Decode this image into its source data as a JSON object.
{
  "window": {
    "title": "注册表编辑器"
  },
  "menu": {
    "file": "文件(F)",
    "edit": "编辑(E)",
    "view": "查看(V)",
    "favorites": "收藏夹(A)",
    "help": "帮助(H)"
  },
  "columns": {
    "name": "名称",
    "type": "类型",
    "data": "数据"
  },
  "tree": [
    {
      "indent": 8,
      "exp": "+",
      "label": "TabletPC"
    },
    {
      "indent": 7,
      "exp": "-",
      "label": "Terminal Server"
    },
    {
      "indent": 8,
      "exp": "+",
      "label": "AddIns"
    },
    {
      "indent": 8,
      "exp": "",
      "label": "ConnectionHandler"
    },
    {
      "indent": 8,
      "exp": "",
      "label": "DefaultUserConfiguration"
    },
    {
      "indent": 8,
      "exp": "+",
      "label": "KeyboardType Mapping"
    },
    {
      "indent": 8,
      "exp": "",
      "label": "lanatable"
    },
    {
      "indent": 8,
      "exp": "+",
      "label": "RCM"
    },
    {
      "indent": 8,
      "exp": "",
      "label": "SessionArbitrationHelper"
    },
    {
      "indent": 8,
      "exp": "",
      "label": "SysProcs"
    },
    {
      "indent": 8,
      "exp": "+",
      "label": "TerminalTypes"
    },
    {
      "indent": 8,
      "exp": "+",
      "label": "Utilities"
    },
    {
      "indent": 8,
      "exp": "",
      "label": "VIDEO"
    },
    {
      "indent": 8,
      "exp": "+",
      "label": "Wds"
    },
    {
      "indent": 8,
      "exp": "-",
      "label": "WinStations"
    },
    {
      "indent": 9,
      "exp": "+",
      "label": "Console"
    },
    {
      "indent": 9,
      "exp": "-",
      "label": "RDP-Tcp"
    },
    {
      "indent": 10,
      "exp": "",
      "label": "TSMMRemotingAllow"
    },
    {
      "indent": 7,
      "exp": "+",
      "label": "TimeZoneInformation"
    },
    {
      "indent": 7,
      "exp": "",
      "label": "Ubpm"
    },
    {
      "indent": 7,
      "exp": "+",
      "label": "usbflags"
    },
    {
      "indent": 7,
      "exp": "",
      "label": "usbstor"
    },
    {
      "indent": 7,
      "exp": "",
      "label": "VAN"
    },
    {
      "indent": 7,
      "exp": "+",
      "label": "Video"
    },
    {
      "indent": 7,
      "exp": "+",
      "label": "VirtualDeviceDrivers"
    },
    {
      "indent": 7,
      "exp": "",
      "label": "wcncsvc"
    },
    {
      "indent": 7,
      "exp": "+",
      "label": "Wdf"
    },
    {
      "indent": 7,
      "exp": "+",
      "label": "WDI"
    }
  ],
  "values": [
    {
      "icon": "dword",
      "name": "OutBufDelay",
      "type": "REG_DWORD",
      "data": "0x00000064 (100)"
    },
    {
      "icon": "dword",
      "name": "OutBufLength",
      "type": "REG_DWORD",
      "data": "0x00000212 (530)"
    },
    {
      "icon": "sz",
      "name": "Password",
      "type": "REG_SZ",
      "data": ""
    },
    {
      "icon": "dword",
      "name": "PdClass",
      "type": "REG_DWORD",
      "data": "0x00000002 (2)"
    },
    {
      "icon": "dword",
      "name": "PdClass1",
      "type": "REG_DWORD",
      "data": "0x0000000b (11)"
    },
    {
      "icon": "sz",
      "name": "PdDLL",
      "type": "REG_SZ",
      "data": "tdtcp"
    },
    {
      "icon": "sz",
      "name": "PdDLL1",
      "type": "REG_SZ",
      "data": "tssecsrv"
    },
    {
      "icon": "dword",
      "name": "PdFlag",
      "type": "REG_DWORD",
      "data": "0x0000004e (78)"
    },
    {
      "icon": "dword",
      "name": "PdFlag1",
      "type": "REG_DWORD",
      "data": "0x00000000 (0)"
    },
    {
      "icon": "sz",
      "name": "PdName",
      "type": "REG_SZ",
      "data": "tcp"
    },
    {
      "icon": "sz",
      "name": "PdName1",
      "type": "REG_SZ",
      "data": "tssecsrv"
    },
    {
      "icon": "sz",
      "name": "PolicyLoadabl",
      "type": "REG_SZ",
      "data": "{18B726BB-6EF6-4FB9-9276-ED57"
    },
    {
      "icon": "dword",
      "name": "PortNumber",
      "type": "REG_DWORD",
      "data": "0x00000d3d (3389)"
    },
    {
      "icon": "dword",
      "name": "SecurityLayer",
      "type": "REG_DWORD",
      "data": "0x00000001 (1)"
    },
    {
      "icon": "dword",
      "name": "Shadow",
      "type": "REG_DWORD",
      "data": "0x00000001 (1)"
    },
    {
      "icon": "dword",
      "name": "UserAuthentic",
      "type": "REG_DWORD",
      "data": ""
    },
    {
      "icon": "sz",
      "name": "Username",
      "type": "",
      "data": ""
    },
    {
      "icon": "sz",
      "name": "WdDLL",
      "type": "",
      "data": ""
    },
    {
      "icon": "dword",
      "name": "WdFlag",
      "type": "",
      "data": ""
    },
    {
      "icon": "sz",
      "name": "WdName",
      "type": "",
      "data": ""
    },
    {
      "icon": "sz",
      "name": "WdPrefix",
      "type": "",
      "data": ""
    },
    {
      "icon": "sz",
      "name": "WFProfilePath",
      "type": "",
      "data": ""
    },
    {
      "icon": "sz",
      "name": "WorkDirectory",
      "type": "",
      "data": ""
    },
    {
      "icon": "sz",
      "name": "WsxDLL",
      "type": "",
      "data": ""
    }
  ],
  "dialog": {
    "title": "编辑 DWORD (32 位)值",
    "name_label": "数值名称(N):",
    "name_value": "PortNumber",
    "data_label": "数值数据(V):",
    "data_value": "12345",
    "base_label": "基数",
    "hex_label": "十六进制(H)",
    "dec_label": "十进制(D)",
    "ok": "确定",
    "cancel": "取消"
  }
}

Task requirements >> Filter the listing for the word "PortNumber" and copy every line that holds it.

Exercise response >>
      "name": "PortNumber",
    "name_value": "PortNumber",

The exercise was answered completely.